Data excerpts

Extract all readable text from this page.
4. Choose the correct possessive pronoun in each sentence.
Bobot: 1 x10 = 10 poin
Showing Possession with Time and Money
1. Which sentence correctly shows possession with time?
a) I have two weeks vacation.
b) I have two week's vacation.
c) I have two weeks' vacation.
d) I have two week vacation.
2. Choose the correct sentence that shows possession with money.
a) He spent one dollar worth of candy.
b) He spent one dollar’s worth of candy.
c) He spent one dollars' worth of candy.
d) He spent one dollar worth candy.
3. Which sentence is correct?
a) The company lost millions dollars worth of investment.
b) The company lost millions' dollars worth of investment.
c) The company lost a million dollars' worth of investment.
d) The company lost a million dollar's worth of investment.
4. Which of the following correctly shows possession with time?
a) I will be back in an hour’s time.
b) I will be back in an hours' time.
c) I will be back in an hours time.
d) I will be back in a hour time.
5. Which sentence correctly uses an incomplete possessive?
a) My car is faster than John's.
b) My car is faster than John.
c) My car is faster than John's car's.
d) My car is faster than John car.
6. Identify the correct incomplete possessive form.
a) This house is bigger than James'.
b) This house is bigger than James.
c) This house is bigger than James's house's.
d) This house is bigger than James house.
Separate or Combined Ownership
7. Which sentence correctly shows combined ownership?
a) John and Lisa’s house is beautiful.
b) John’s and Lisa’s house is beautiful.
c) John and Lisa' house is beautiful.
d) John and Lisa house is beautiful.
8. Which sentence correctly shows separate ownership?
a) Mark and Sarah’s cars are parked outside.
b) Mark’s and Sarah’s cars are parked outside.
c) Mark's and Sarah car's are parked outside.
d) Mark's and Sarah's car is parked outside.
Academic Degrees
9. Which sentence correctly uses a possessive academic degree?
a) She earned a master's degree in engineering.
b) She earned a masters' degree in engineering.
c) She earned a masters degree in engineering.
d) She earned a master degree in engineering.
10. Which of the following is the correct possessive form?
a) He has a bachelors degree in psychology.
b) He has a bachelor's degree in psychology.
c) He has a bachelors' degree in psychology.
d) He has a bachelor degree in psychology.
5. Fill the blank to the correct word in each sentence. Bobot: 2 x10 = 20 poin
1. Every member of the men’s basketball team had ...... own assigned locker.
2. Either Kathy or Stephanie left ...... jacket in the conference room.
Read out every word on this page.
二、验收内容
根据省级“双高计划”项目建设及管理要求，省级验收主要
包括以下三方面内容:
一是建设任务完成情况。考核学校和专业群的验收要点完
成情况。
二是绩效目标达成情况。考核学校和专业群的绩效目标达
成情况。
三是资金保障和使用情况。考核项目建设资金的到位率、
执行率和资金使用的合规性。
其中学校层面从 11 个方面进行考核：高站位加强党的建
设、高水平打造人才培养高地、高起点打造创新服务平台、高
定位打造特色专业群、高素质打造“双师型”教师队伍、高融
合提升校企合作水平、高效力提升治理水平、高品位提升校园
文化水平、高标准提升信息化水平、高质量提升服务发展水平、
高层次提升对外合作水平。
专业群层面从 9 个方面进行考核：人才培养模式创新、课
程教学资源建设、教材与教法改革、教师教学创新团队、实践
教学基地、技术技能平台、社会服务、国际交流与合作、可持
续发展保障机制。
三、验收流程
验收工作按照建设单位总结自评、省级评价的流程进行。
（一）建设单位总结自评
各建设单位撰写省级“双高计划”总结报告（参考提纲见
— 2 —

TASK DESCRIPTION: For this exercise, gather every line of the data that contains the word "cars".

TASK OUTPUT:
a) Mark and Sarah’s cars are parked outside.
b) Mark’s and Sarah’s cars are parked outside.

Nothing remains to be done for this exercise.